[Stored data entries]
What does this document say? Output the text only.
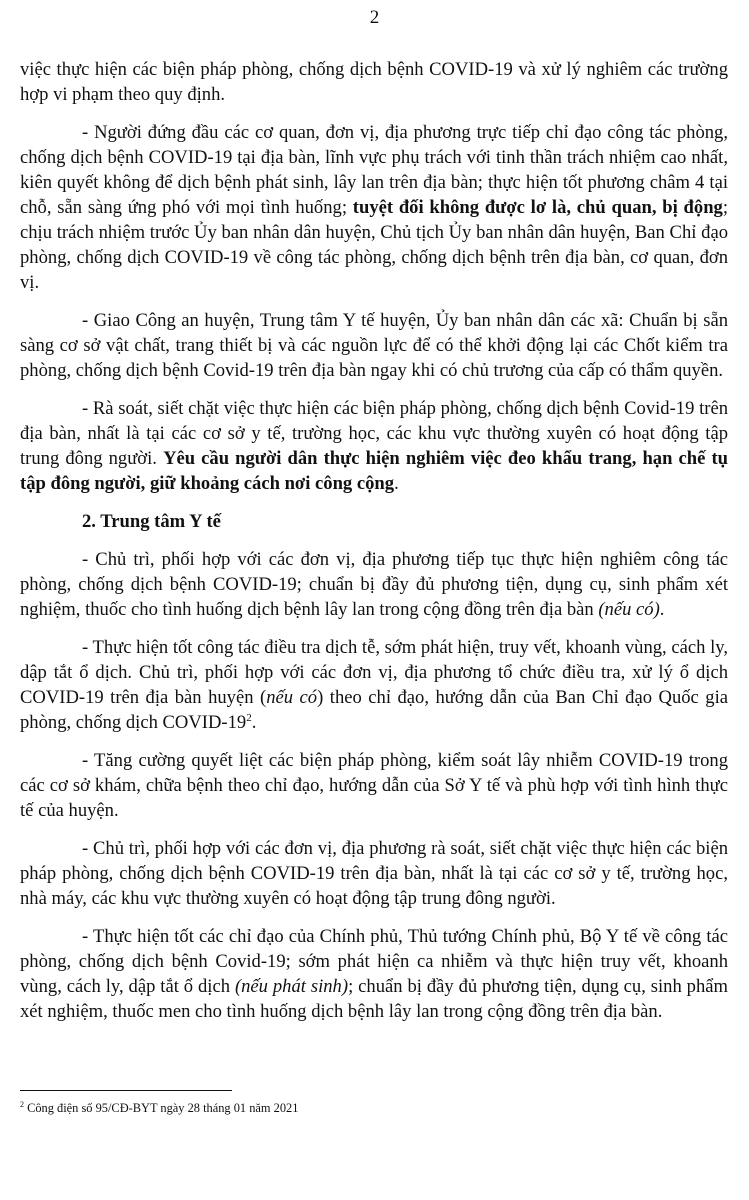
2

việc thực hiện các biện pháp phòng, chống dịch bệnh COVID-19 và xử lý nghiêm các trường hợp vi phạm theo quy định.

- Người đứng đầu các cơ quan, đơn vị, địa phương trực tiếp chỉ đạo công tác phòng, chống dịch bệnh COVID-19 tại địa bàn, lĩnh vực phụ trách với tinh thần trách nhiệm cao nhất, kiên quyết không để dịch bệnh phát sinh, lây lan trên địa bàn; thực hiện tốt phương châm 4 tại chỗ, sẵn sàng ứng phó với mọi tình huống; tuyệt đối không được lơ là, chủ quan, bị động; chịu trách nhiệm trước Ủy ban nhân dân huyện, Chủ tịch Ủy ban nhân dân huyện, Ban Chỉ đạo phòng, chống dịch COVID-19 về công tác phòng, chống dịch bệnh trên địa bàn, cơ quan, đơn vị.

- Giao Công an huyện, Trung tâm Y tế huyện, Ủy ban nhân dân các xã: Chuẩn bị sẵn sàng cơ sở vật chất, trang thiết bị và các nguồn lực để có thể khởi động lại các Chốt kiểm tra phòng, chống dịch bệnh Covid-19 trên địa bàn ngay khi có chủ trương của cấp có thẩm quyền.

- Rà soát, siết chặt việc thực hiện các biện pháp phòng, chống dịch bệnh Covid-19 trên địa bàn, nhất là tại các cơ sở y tế, trường học, các khu vực thường xuyên có hoạt động tập trung đông người. Yêu cầu người dân thực hiện nghiêm việc đeo khẩu trang, hạn chế tụ tập đông người, giữ khoảng cách nơi công cộng.

2. Trung tâm Y tế

- Chủ trì, phối hợp với các đơn vị, địa phương tiếp tục thực hiện nghiêm công tác phòng, chống dịch bệnh COVID-19; chuẩn bị đầy đủ phương tiện, dụng cụ, sinh phẩm xét nghiệm, thuốc cho tình huống dịch bệnh lây lan trong cộng đồng trên địa bàn (nếu có).

- Thực hiện tốt công tác điều tra dịch tễ, sớm phát hiện, truy vết, khoanh vùng, cách ly, dập tắt ổ dịch. Chủ trì, phối hợp với các đơn vị, địa phương tổ chức điều tra, xử lý ổ dịch COVID-19 trên địa bàn huyện (nếu có) theo chỉ đạo, hướng dẫn của Ban Chỉ đạo Quốc gia phòng, chống dịch COVID-$19^2$.

- Tăng cường quyết liệt các biện pháp phòng, kiểm soát lây nhiễm COVID-19 trong các cơ sở khám, chữa bệnh theo chỉ đạo, hướng dẫn của Sở Y tế và phù hợp với tình hình thực tế của huyện.

- Chủ trì, phối hợp với các đơn vị, địa phương rà soát, siết chặt việc thực hiện các biện pháp phòng, chống dịch bệnh COVID-19 trên địa bàn, nhất là tại các cơ sở y tế, trường học, nhà máy, các khu vực thường xuyên có hoạt động tập trung đông người.

- Thực hiện tốt các chỉ đạo của Chính phủ, Thủ tướng Chính phủ, Bộ Y tế về công tác phòng, chống dịch bệnh Covid-19; sớm phát hiện ca nhiễm và thực hiện truy vết, khoanh vùng, cách ly, dập tắt ổ dịch (nếu phát sinh); chuẩn bị đầy đủ phương tiện, dụng cụ, sinh phẩm xét nghiệm, thuốc men cho tình huống dịch bệnh lây lan trong cộng đồng trên địa bàn.

$^2$ Công điện số 95/CĐ-BYT ngày 28 tháng 01 năm 2021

* **Exercise aim**: How many lines in the entries contain the string "hướng"? Answer with the number only.

* **Result of this exercise**: 2